>>>

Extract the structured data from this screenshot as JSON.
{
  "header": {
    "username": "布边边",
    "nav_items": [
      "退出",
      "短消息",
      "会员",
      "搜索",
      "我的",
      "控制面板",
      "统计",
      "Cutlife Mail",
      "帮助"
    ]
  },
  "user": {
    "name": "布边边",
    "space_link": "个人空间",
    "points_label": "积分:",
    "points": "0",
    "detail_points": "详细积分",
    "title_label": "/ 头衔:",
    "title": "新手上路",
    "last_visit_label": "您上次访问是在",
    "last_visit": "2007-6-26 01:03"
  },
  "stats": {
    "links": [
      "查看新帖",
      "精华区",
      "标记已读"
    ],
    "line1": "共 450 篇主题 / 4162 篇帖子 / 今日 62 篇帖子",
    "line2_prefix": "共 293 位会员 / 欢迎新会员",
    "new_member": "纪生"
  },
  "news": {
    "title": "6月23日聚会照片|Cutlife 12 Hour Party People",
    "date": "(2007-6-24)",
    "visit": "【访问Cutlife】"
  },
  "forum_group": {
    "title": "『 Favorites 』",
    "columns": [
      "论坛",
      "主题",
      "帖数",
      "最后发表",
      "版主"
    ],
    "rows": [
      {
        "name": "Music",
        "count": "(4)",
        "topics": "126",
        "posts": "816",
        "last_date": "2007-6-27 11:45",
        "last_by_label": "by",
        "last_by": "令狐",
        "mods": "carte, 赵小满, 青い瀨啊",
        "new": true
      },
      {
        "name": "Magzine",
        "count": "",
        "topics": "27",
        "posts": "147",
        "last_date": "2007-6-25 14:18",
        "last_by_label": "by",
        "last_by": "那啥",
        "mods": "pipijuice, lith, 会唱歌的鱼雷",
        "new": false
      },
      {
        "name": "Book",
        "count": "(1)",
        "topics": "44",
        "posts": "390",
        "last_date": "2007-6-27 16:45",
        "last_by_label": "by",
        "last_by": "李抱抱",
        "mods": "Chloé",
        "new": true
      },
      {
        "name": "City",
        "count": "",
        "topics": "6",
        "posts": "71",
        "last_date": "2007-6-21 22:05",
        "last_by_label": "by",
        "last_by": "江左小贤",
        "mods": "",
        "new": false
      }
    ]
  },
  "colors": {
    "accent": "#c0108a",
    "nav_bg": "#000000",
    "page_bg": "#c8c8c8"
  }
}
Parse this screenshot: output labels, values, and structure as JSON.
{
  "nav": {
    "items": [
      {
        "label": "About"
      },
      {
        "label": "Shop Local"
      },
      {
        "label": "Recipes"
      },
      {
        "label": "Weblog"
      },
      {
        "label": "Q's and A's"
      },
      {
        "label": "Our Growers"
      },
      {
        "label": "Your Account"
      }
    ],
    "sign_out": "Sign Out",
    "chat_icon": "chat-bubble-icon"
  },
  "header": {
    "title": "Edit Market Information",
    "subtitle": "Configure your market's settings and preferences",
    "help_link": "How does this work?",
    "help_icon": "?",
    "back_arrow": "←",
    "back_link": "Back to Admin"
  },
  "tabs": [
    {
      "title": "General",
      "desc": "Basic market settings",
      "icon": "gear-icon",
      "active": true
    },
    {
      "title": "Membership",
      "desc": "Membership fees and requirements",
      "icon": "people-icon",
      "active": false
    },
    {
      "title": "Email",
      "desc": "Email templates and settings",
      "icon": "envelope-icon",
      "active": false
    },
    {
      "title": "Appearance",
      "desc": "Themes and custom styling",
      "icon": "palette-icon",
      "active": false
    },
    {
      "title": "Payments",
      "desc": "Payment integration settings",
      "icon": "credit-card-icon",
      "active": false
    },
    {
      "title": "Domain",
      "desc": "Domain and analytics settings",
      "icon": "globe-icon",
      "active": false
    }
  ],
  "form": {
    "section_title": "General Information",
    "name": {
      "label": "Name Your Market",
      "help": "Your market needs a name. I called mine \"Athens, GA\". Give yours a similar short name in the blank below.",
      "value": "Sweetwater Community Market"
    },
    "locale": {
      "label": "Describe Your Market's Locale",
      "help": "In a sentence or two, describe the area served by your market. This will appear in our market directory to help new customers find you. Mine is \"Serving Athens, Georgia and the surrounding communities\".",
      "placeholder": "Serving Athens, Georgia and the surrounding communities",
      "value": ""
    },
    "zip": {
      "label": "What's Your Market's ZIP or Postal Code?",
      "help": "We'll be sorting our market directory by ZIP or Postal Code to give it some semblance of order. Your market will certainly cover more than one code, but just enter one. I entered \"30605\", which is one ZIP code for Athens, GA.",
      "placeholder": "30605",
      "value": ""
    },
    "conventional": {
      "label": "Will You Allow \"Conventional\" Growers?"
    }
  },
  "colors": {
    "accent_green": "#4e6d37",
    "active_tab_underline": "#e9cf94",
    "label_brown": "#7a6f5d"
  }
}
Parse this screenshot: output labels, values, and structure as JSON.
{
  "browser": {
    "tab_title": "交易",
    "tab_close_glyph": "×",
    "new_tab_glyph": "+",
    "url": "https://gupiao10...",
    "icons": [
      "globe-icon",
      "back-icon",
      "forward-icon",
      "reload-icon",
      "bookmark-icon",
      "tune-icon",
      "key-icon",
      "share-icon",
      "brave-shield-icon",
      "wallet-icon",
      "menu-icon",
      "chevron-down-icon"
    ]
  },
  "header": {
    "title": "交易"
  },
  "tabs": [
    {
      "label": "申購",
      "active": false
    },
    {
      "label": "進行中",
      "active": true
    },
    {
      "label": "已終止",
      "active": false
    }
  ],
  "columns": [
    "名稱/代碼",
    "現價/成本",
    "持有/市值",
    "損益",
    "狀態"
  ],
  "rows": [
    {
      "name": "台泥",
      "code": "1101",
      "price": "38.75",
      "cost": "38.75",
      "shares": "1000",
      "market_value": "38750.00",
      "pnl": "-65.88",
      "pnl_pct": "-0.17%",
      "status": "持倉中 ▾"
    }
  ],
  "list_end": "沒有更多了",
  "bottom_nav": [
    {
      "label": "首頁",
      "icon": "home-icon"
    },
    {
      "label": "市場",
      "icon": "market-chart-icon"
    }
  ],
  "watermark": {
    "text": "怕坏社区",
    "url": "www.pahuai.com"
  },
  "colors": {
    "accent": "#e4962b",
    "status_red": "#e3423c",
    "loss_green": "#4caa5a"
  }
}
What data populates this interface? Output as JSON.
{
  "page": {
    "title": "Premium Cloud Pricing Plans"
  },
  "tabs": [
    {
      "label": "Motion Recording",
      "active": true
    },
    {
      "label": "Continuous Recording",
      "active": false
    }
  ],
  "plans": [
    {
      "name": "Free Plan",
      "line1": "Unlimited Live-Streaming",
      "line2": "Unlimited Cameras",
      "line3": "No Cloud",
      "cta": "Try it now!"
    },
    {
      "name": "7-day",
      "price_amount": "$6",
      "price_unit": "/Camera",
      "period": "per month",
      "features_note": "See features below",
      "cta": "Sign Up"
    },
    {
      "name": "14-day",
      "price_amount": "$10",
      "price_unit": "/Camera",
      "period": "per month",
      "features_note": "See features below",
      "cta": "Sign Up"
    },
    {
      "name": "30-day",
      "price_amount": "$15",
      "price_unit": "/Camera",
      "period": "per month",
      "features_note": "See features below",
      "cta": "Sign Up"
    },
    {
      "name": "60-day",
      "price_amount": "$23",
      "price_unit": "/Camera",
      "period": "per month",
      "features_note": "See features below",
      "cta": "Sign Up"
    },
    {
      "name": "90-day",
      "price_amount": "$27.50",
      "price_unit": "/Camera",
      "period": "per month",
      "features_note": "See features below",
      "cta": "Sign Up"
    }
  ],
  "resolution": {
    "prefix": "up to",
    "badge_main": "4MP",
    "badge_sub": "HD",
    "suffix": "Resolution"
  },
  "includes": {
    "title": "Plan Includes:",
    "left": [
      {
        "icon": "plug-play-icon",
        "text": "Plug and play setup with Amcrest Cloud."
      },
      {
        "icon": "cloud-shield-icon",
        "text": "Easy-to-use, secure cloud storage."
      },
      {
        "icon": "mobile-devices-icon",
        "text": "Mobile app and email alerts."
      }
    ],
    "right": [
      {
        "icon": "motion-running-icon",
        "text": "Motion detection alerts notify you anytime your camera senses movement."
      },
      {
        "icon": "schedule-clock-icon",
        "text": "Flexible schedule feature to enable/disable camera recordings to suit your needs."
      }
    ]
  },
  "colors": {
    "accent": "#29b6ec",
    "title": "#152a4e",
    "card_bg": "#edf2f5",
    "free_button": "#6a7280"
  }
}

<<<

Copy all lines in the listing above where the string "mods" appears.

[Written reply]
        "mods": "carte, 赵小满, 青い瀨啊",
        "mods": "pipijuice, lith, 会唱歌的鱼雷",
        "mods": "Chloé",
        "mods": "",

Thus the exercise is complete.